DATA LINES.
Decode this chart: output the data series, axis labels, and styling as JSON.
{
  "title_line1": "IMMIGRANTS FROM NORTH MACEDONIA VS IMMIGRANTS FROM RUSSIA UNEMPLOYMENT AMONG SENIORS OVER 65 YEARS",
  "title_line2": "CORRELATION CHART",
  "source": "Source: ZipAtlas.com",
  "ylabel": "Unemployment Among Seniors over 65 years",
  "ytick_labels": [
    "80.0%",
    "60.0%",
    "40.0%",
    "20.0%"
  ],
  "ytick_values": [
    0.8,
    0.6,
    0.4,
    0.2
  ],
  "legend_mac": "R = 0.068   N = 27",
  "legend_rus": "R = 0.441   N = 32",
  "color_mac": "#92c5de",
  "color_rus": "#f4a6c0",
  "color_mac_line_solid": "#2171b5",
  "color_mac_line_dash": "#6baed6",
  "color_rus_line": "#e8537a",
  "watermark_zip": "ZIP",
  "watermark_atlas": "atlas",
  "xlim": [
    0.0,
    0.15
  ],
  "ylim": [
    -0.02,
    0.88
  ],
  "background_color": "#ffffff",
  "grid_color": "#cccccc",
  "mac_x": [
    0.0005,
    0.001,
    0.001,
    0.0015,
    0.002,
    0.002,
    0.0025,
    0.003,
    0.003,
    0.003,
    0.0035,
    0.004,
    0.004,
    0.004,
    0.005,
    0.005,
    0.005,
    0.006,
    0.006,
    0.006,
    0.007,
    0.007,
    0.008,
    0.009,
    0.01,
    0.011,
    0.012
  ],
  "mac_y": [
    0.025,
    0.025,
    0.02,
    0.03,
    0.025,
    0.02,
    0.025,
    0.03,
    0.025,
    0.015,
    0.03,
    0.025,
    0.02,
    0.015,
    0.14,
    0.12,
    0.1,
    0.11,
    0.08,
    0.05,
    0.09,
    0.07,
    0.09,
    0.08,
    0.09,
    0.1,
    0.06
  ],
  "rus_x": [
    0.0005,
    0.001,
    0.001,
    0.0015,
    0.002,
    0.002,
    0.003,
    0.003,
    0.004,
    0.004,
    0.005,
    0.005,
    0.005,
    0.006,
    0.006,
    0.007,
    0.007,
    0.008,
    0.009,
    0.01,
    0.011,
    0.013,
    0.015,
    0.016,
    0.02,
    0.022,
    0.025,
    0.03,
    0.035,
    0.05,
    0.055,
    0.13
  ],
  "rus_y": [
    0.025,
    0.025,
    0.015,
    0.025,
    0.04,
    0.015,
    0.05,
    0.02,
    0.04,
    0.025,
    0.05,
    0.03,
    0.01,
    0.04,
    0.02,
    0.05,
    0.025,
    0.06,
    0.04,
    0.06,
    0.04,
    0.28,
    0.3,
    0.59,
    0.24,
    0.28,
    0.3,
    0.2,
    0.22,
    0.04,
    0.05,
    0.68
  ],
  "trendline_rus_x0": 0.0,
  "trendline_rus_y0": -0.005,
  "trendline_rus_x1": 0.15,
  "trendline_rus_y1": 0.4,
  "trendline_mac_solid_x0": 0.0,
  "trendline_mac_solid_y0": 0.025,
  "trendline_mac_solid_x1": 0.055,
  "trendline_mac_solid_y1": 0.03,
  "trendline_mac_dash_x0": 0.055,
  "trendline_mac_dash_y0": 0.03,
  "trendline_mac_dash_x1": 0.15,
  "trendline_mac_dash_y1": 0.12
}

YOUR TASK.
Set down each entry again, unchanged.

COMPLETED EXERCISE.
Decode this chart: output the data series, axis labels, and styling as JSON.
{
  "title_line1": "IMMIGRANTS FROM NORTH MACEDONIA VS IMMIGRANTS FROM RUSSIA UNEMPLOYMENT AMONG SENIORS OVER 65 YEARS",
  "title_line2": "CORRELATION CHART",
  "source": "Source: ZipAtlas.com",
  "ylabel": "Unemployment Among Seniors over 65 years",
  "ytick_labels": [
    "80.0%",
    "60.0%",
    "40.0%",
    "20.0%"
  ],
  "ytick_values": [
    0.8,
    0.6,
    0.4,
    0.2
  ],
  "legend_mac": "R = 0.068   N = 27",
  "legend_rus": "R = 0.441   N = 32",
  "color_mac": "#92c5de",
  "color_rus": "#f4a6c0",
  "color_mac_line_solid": "#2171b5",
  "color_mac_line_dash": "#6baed6",
  "color_rus_line": "#e8537a",
  "watermark_zip": "ZIP",
  "watermark_atlas": "atlas",
  "xlim": [
    0.0,
    0.15
  ],
  "ylim": [
    -0.02,
    0.88
  ],
  "background_color": "#ffffff",
  "grid_color": "#cccccc",
  "mac_x": [
    0.0005,
    0.001,
    0.001,
    0.0015,
    0.002,
    0.002,
    0.0025,
    0.003,
    0.003,
    0.003,
    0.0035,
    0.004,
    0.004,
    0.004,
    0.005,
    0.005,
    0.005,
    0.006,
    0.006,
    0.006,
    0.007,
    0.007,
    0.008,
    0.009,
    0.01,
    0.011,
    0.012
  ],
  "mac_y": [
    0.025,
    0.025,
    0.02,
    0.03,
    0.025,
    0.02,
    0.025,
    0.03,
    0.025,
    0.015,
    0.03,
    0.025,
    0.02,
    0.015,
    0.14,
    0.12,
    0.1,
    0.11,
    0.08,
    0.05,
    0.09,
    0.07,
    0.09,
    0.08,
    0.09,
    0.1,
    0.06
  ],
  "rus_x": [
    0.0005,
    0.001,
    0.001,
    0.0015,
    0.002,
    0.002,
    0.003,
    0.003,
    0.004,
    0.004,
    0.005,
    0.005,
    0.005,
    0.006,
    0.006,
    0.007,
    0.007,
    0.008,
    0.009,
    0.01,
    0.011,
    0.013,
    0.015,
    0.016,
    0.02,
    0.022,
    0.025,
    0.03,
    0.035,
    0.05,
    0.055,
    0.13
  ],
  "rus_y": [
    0.025,
    0.025,
    0.015,
    0.025,
    0.04,
    0.015,
    0.05,
    0.02,
    0.04,
    0.025,
    0.05,
    0.03,
    0.01,
    0.04,
    0.02,
    0.05,
    0.025,
    0.06,
    0.04,
    0.06,
    0.04,
    0.28,
    0.3,
    0.59,
    0.24,
    0.28,
    0.3,
    0.2,
    0.22,
    0.04,
    0.05,
    0.68
  ],
  "trendline_rus_x0": 0.0,
  "trendline_rus_y0": -0.005,
  "trendline_rus_x1": 0.15,
  "trendline_rus_y1": 0.4,
  "trendline_mac_solid_x0": 0.0,
  "trendline_mac_solid_y0": 0.025,
  "trendline_mac_solid_x1": 0.055,
  "trendline_mac_solid_y1": 0.03,
  "trendline_mac_dash_x0": 0.055,
  "trendline_mac_dash_y0": 0.03,
  "trendline_mac_dash_x1": 0.15,
  "trendline_mac_dash_y1": 0.12
}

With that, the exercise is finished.